PROBLEM DESCRIPTION: Below is a listing. Gather each line of it that contains "icon".

DATA SUPPLIED:
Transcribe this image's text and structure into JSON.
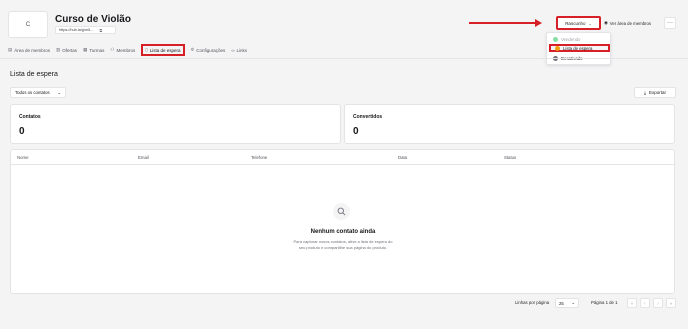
{
  "header": {
    "thumb_letter": "C",
    "title": "Curso de Violão",
    "url": "https://hub.la/g/m5...",
    "copy_icon": "copy-icon",
    "status_button": "Rascunho",
    "view_members": "Ver área de membros",
    "more": "···"
  },
  "status_menu": {
    "options": [
      {
        "label": "Vendendo",
        "color": "#22c55e"
      },
      {
        "label": "Lista de espera",
        "color": "#f59e0b"
      },
      {
        "label": "Desativado",
        "color": "#71717a"
      }
    ]
  },
  "tabs": [
    {
      "label": "Área de membros",
      "icon": "members-area-icon"
    },
    {
      "label": "Ofertas",
      "icon": "offers-icon"
    },
    {
      "label": "Turmas",
      "icon": "classes-icon"
    },
    {
      "label": "Membros",
      "icon": "users-icon"
    },
    {
      "label": "Lista de espera",
      "icon": "waitlist-icon",
      "active": true
    },
    {
      "label": "Configurações",
      "icon": "gear-icon"
    },
    {
      "label": "Links",
      "icon": "link-icon"
    }
  ],
  "section": {
    "title": "Lista de espera",
    "filter": "Todos os contatos",
    "export": "Exportar"
  },
  "cards": [
    {
      "label": "Contatos",
      "value": "0"
    },
    {
      "label": "Convertidos",
      "value": "0"
    }
  ],
  "table": {
    "columns": [
      "Nome",
      "Email",
      "Telefone",
      "Data",
      "Status"
    ],
    "empty_title": "Nenhum contato ainda",
    "empty_desc": "Para capturar novos contatos, ative a lista de espera do seu produto e compartilhe sua página do produto."
  },
  "pagination": {
    "rows_label": "Linhas por página",
    "rows_value": "25",
    "page_info": "Página 1 de 1",
    "first": "«",
    "prev": "‹",
    "next": "›",
    "last": "»"
  },
  "colors": {
    "highlight": "#d61f26",
    "background": "#f4f4f5"
  }
}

ANSWER TO THIS TASK:
    "copy_icon": "copy-icon",
      "icon": "members-area-icon"
      "icon": "offers-icon"
      "icon": "classes-icon"
      "icon": "users-icon"
      "icon": "waitlist-icon",
      "icon": "gear-icon"
      "icon": "link-icon"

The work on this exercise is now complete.